*TASK PROMPT*
Work out how many lines of the records hold the string "quam", and reply with that number alone.

(Items from a data source)
···

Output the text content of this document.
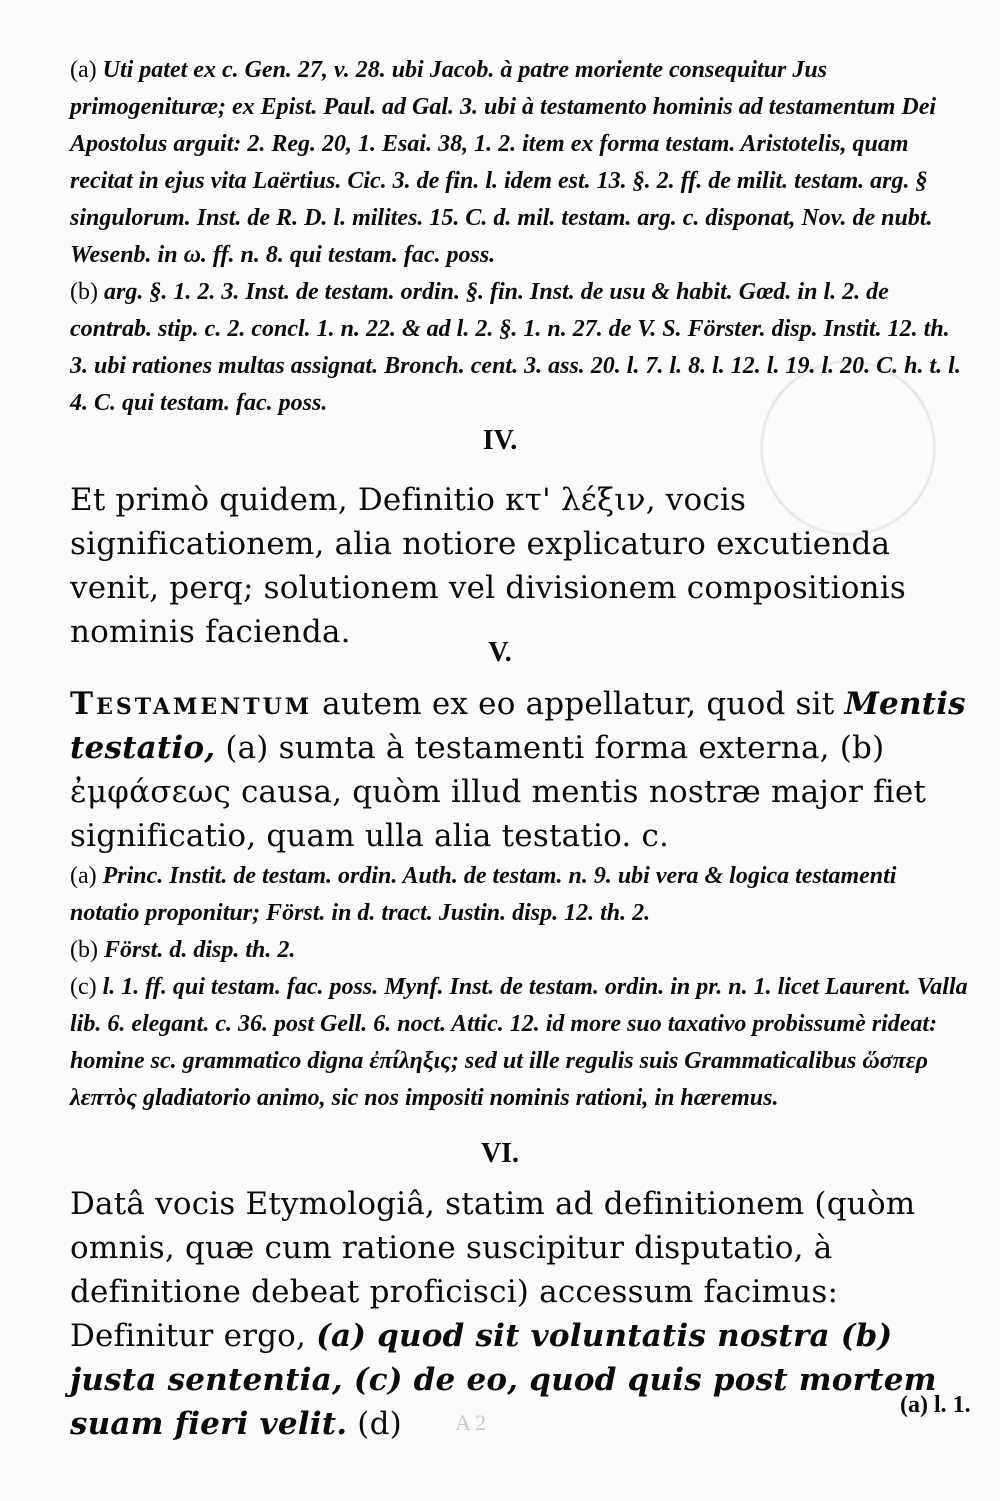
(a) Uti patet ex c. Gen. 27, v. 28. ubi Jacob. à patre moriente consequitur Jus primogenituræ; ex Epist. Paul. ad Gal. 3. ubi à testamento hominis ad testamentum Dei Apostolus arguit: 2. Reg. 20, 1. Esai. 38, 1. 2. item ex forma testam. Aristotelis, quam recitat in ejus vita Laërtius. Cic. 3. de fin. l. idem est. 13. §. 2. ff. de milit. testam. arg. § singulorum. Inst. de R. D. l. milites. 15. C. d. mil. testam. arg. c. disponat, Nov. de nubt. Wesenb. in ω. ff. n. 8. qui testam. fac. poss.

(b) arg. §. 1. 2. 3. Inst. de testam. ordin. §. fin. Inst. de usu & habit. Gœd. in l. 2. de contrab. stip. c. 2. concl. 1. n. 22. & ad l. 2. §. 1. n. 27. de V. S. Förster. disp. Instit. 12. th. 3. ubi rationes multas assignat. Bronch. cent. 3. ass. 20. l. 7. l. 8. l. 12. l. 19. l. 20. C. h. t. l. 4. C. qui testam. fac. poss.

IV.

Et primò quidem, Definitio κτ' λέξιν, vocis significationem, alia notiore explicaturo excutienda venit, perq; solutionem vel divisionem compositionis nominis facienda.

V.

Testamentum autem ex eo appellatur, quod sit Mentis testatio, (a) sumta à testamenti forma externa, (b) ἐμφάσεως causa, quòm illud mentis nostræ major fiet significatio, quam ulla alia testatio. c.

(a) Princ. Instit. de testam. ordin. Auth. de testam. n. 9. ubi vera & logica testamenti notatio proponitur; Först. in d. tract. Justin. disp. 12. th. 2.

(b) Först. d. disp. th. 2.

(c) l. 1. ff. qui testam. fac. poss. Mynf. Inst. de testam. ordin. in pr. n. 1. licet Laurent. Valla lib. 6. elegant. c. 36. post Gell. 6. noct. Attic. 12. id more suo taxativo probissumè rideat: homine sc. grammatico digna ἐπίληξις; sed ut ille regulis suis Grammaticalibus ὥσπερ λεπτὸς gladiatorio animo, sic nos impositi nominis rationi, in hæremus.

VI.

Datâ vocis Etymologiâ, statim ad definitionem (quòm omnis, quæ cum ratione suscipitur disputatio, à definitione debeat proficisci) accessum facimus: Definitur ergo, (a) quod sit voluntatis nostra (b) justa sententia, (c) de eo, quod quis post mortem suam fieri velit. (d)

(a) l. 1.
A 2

···

*FINAL RESULT*
2